*** Data listing Section Begins ***

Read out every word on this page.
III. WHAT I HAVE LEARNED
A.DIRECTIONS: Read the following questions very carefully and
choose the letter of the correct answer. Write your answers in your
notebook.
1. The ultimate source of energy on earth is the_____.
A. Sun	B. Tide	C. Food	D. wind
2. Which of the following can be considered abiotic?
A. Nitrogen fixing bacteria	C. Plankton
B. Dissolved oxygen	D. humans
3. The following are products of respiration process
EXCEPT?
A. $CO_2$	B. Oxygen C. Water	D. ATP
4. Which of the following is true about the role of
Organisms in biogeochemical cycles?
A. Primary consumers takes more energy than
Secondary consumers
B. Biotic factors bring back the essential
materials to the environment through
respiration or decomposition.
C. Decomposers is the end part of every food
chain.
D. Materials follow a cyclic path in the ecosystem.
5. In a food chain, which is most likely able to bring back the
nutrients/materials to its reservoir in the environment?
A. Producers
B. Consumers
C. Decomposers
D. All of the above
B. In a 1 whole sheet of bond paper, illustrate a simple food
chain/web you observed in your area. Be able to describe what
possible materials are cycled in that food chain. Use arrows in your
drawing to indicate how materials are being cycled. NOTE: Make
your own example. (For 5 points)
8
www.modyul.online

*** Data listing Section Ends ***

## Task to carry out
Whenever the string "every" shows up on a line of the listing, copy that line.

## Solution below
Read out every word on this page.
C. Decomposers is the end part of every food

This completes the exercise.